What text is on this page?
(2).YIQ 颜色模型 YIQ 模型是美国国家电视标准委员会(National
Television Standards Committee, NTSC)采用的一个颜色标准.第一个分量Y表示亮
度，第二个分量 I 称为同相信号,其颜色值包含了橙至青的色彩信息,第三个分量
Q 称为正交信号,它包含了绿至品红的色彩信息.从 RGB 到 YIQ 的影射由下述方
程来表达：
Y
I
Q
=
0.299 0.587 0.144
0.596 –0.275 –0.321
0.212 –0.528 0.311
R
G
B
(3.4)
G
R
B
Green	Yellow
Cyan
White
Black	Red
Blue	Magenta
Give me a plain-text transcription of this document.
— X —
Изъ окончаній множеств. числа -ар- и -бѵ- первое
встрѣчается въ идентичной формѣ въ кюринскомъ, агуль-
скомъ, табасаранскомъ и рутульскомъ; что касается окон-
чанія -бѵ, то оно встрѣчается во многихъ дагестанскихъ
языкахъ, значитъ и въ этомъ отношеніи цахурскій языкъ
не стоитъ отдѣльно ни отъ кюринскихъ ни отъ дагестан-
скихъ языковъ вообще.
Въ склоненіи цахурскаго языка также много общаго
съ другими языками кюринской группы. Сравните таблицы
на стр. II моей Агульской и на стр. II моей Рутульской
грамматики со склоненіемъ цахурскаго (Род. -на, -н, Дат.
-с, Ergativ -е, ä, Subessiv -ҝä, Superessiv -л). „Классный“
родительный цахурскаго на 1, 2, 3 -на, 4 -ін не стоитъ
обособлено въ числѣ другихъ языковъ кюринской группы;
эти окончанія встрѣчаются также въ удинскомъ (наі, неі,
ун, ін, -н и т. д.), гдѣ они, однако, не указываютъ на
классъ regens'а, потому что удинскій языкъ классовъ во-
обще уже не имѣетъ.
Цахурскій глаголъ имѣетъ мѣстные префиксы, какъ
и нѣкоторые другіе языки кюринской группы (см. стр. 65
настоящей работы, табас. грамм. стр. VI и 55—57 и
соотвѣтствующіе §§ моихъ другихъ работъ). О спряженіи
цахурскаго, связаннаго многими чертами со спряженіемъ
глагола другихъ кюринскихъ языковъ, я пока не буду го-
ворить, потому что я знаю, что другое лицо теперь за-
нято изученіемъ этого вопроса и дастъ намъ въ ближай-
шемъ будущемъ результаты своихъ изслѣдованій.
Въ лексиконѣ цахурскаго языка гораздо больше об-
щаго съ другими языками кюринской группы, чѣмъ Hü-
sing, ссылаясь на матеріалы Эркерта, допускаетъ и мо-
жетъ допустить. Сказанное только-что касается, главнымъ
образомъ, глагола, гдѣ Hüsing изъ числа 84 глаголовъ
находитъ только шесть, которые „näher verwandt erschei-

▶ **Directions**:
List the lines of the records where "также" occurs.

▶ **Finished exercise**:
Въ склоненіи цахурскаго языка также много общаго
эти окончанія встрѣчаются также въ удинскомъ (наі, неі,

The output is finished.